-- start Task material --

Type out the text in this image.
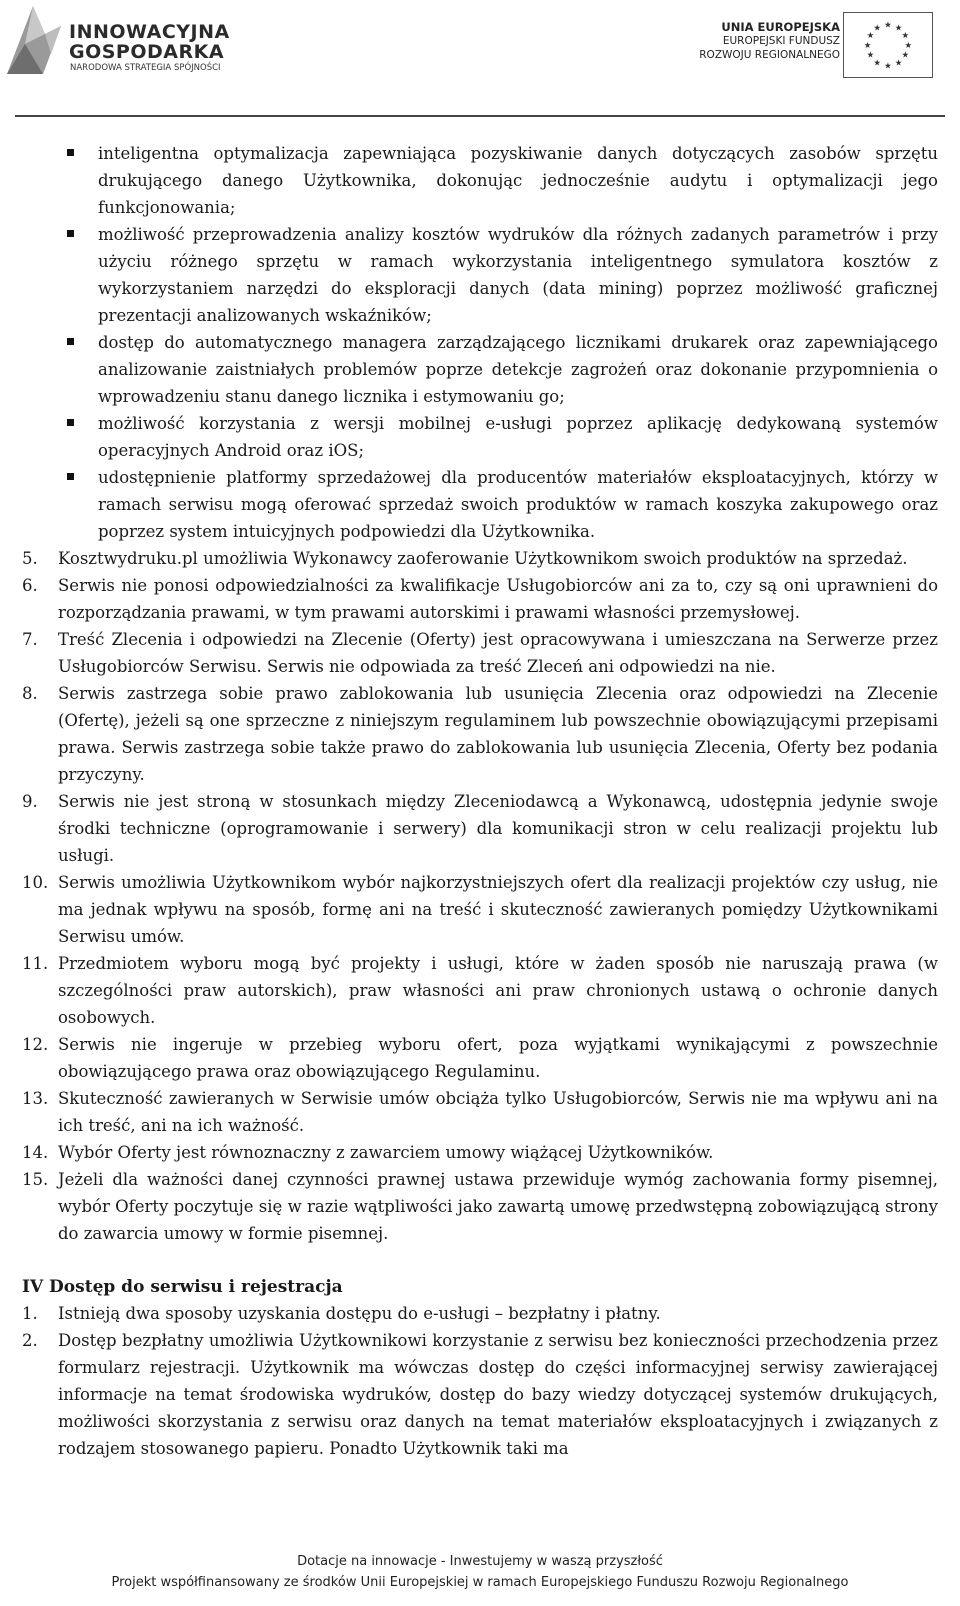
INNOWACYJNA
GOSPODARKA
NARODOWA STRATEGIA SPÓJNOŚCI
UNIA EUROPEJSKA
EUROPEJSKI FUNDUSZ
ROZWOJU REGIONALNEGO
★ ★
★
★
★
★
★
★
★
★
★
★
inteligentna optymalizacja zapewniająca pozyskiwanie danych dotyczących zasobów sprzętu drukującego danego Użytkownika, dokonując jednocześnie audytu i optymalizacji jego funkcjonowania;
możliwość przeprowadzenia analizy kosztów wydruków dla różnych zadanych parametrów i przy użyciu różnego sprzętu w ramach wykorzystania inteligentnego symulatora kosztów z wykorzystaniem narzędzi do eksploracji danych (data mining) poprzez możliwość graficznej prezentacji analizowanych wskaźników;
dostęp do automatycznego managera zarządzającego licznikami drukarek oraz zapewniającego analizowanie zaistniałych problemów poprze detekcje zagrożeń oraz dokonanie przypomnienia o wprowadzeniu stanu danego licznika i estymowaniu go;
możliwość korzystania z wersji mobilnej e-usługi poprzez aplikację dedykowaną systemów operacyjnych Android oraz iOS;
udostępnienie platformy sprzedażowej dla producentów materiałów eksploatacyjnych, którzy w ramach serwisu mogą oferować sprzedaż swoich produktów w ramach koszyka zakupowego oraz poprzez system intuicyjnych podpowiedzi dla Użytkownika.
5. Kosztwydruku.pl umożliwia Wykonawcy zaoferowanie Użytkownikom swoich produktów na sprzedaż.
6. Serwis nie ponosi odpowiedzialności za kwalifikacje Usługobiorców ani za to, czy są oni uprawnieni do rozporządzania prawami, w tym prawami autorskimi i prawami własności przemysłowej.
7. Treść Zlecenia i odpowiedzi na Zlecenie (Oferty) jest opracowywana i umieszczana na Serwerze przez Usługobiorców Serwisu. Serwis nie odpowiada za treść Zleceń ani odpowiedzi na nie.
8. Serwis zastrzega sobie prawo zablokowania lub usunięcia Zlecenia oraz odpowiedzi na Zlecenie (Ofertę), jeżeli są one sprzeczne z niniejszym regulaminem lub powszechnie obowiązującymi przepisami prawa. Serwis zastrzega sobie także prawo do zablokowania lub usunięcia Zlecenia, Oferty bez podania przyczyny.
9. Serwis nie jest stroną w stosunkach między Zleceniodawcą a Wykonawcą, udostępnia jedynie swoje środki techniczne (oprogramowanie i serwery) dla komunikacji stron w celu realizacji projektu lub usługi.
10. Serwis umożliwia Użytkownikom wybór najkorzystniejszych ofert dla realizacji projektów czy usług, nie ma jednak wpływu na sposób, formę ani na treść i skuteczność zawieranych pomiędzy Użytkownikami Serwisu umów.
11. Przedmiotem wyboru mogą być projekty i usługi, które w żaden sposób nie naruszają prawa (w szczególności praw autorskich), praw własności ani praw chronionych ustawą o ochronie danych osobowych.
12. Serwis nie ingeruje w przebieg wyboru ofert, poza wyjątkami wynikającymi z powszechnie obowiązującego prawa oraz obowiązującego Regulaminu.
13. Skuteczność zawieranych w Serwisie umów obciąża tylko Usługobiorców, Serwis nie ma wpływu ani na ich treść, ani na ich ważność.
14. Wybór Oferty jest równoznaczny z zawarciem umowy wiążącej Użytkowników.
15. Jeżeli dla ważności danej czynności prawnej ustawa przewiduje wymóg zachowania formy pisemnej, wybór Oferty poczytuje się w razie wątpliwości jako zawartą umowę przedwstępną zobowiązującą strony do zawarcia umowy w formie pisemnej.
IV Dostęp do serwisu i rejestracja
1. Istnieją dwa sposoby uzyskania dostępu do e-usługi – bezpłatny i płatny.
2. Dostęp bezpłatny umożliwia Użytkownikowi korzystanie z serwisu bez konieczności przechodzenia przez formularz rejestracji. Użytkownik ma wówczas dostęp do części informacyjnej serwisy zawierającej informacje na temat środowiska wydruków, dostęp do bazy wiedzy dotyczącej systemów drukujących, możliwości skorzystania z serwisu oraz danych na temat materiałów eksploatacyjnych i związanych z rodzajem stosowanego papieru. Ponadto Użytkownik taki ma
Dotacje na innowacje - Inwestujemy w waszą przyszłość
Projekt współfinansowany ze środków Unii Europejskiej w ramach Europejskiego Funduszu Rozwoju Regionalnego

-- end Task material --
-- start Task material --

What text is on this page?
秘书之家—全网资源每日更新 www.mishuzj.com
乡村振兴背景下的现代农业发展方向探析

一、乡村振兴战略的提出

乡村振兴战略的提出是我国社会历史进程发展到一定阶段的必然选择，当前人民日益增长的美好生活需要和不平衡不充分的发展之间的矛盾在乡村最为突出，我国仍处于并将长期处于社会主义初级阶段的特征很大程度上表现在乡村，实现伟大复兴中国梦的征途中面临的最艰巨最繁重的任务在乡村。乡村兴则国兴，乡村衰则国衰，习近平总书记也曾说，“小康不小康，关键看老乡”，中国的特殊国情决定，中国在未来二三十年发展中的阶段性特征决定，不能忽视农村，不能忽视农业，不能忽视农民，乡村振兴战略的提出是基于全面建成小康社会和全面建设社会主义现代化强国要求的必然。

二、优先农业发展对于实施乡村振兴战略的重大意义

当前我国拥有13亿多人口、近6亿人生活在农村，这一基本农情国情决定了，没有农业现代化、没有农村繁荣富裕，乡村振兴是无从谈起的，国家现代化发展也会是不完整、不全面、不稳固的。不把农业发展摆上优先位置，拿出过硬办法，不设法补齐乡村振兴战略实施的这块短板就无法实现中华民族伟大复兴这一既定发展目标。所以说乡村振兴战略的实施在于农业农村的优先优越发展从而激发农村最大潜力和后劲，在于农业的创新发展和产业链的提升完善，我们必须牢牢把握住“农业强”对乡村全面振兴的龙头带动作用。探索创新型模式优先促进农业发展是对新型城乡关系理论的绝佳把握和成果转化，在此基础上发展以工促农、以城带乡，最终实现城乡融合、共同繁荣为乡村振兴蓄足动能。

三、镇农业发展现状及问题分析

-- end Task material --

Written request: Report all lines of the material that contain the word "treść".

Reply to the task:
7. Treść Zlecenia i odpowiedzi na Zlecenie (Oferty) jest opracowywana i umieszczana na Serwerze przez Usługobiorców Serwisu. Serwis nie odpowiada za treść Zleceń ani odpowiedzi na nie.
10. Serwis umożliwia Użytkownikom wybór najkorzystniejszych ofert dla realizacji projektów czy usług, nie ma jednak wpływu na sposób, formę ani na treść i skuteczność zawieranych pomiędzy Użytkownikami Serwisu umów.
13. Skuteczność zawieranych w Serwisie umów obciąża tylko Usługobiorców, Serwis nie ma wpływu ani na ich treść, ani na ich ważność.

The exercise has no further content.